» What is needed
Using the listing below, report all lines holding the word "giai".

» Exercise data
_____

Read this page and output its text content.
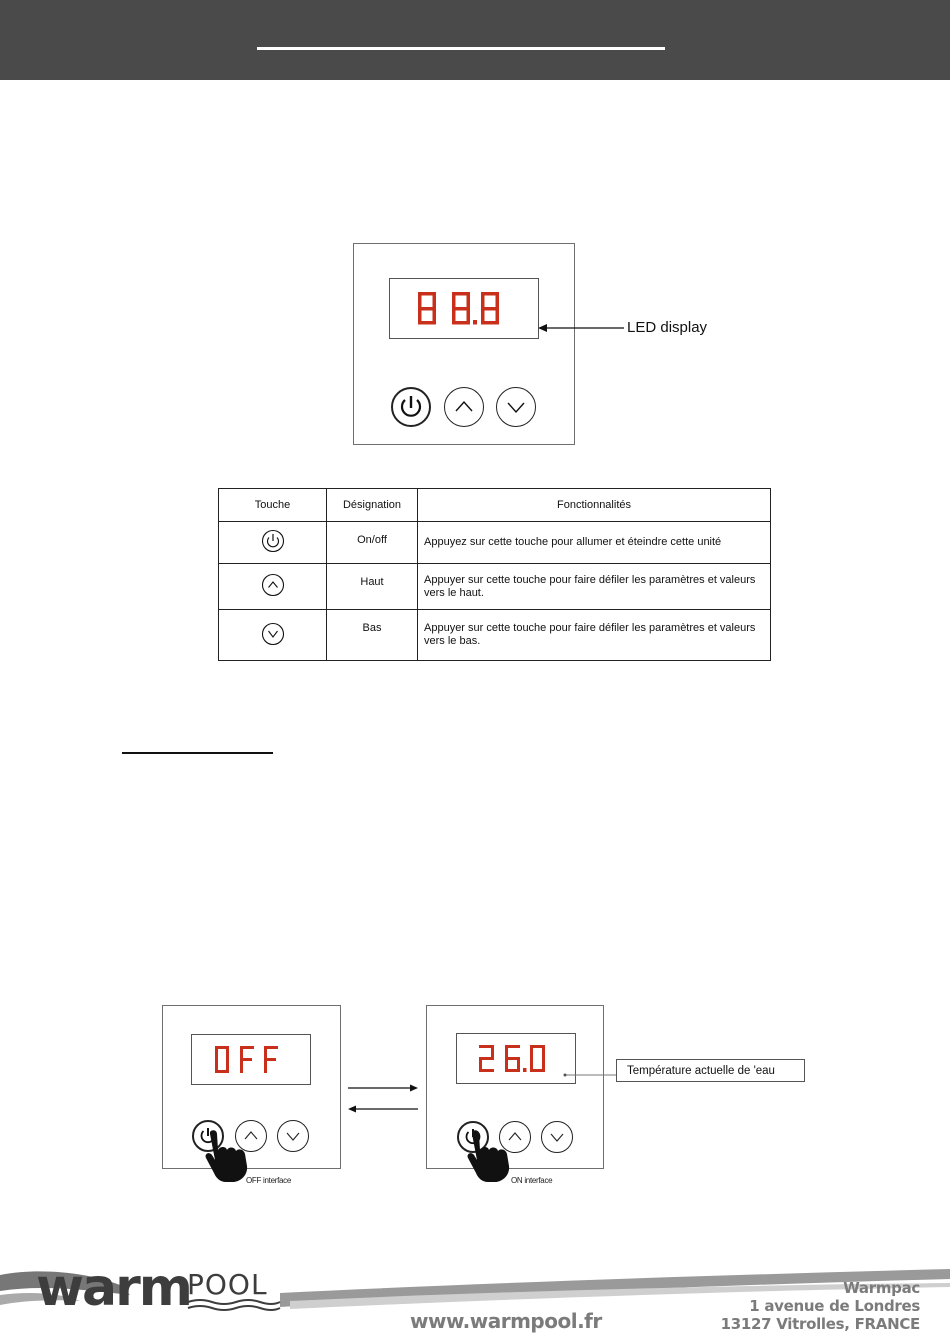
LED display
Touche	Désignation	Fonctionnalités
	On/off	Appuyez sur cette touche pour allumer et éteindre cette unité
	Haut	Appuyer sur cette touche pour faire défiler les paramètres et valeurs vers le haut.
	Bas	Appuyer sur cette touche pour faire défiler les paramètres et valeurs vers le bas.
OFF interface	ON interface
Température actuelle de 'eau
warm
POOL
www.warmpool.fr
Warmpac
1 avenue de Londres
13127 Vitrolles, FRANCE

_____

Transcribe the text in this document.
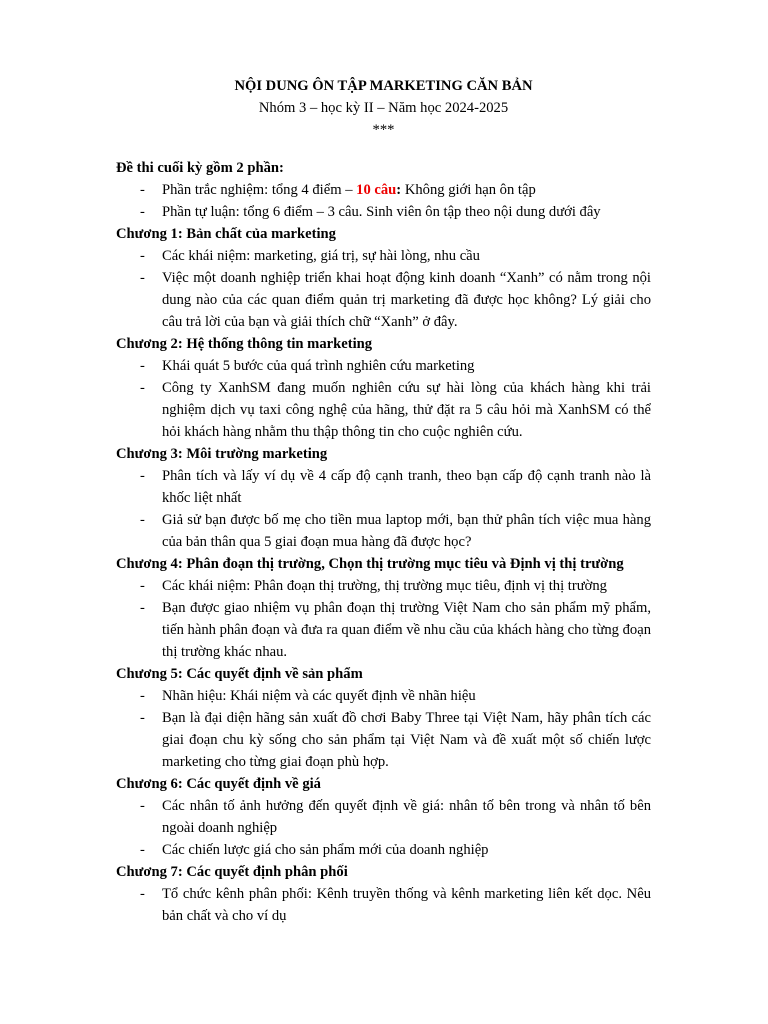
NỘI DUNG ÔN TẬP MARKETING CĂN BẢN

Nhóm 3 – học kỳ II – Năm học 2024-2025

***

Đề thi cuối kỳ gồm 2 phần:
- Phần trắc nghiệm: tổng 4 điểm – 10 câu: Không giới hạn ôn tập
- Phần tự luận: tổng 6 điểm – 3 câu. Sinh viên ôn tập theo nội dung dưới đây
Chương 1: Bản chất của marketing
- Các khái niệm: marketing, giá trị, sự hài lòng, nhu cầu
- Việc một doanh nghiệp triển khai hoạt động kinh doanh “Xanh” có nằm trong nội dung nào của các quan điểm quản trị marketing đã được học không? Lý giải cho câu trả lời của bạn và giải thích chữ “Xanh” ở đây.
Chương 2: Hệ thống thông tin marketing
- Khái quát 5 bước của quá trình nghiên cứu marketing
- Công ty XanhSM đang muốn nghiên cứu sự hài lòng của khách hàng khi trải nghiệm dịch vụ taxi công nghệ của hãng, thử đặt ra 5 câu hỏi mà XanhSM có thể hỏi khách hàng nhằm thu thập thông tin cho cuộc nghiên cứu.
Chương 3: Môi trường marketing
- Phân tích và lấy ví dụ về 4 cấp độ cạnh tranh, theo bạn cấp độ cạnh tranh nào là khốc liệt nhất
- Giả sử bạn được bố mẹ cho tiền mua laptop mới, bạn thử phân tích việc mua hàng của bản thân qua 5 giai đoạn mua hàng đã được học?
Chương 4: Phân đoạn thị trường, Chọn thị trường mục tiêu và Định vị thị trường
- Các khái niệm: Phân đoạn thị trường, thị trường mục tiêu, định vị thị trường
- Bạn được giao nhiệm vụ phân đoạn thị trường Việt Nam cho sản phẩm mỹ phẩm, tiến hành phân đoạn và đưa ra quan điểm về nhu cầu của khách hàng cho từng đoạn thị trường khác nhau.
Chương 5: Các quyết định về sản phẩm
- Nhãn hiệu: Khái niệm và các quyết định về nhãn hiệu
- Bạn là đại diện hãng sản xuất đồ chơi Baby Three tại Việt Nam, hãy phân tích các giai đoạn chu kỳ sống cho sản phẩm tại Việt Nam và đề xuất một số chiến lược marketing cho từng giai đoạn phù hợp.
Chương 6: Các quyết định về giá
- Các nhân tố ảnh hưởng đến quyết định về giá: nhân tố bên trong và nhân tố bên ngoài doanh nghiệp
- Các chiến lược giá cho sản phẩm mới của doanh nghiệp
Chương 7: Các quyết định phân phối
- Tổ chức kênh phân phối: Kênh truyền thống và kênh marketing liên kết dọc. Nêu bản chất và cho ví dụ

_____

» Output of the exercise
- Giả sử bạn được bố mẹ cho tiền mua laptop mới, bạn thử phân tích việc mua hàng của bản thân qua 5 giai đoạn mua hàng đã được học?
- Bạn là đại diện hãng sản xuất đồ chơi Baby Three tại Việt Nam, hãy phân tích các giai đoạn chu kỳ sống cho sản phẩm tại Việt Nam và đề xuất một số chiến lược marketing cho từng giai đoạn phù hợp.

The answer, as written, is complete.